WHAT YOU NEED TO DO: Read the lines that follow and tally those with the word "vuorokaudessa"; give the number and nothing else.

RECORDS:
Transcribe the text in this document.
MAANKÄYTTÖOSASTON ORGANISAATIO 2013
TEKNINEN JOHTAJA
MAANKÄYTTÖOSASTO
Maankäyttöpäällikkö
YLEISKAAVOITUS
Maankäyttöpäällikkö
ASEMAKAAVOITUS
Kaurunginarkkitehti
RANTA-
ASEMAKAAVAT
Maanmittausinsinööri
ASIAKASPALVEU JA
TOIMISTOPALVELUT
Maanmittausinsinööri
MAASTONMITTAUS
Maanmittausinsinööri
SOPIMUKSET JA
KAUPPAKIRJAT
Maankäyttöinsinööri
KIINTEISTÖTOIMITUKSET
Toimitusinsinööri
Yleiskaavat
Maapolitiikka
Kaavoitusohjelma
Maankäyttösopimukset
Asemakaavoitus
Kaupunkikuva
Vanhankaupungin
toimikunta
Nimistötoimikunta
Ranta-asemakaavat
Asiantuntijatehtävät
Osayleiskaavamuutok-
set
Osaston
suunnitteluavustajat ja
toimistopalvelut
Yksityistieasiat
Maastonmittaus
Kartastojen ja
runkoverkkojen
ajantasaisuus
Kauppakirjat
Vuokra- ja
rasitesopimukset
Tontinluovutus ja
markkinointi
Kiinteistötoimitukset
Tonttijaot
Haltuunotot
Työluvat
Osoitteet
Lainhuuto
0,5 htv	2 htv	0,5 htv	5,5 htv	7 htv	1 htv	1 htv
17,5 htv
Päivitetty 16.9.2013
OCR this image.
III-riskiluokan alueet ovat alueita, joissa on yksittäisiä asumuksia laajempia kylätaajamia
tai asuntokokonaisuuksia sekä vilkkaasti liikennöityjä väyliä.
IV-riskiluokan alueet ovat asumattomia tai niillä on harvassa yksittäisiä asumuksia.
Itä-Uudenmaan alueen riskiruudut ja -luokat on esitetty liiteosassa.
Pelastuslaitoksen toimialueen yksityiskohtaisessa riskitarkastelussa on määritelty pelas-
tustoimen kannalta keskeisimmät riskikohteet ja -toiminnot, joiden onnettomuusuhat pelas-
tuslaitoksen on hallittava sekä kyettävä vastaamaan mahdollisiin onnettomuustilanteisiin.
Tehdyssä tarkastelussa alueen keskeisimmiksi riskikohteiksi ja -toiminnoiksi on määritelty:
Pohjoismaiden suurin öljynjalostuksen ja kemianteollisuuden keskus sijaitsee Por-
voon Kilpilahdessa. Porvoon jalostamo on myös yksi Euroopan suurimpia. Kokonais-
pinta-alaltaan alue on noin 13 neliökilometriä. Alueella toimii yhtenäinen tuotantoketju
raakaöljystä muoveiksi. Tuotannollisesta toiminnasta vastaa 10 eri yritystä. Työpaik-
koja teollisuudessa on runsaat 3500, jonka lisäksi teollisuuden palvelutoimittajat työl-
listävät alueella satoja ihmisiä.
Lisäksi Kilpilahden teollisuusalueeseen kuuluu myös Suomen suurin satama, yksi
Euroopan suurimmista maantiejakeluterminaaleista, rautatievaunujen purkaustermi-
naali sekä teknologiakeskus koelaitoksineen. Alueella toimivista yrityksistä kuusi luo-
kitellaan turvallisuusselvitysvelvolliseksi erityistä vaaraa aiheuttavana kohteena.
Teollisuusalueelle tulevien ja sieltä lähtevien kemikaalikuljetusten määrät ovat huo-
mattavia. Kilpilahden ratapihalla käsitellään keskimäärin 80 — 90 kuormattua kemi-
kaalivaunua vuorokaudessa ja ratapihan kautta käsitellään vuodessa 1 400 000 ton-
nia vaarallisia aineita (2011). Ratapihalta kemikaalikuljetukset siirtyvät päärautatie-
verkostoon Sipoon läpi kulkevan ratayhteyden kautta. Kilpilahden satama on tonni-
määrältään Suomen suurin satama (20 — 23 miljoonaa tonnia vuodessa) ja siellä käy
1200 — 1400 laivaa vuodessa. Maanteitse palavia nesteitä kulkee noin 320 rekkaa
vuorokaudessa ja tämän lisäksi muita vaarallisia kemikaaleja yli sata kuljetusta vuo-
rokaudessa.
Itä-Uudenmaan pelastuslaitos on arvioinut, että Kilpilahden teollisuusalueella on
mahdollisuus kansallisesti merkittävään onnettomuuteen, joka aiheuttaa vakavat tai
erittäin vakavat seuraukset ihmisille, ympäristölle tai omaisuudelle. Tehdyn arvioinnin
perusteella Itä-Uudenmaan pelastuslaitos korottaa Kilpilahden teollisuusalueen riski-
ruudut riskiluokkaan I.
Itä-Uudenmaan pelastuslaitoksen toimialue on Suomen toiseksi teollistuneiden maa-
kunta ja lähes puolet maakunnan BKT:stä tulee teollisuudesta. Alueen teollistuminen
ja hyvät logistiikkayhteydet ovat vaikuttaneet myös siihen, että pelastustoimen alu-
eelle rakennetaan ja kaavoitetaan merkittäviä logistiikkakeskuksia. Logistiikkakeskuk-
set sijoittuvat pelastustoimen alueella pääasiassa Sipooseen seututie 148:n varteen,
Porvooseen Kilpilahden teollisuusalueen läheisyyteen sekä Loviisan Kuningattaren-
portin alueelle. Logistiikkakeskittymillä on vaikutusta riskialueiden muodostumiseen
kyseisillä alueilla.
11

RESPONSE: 2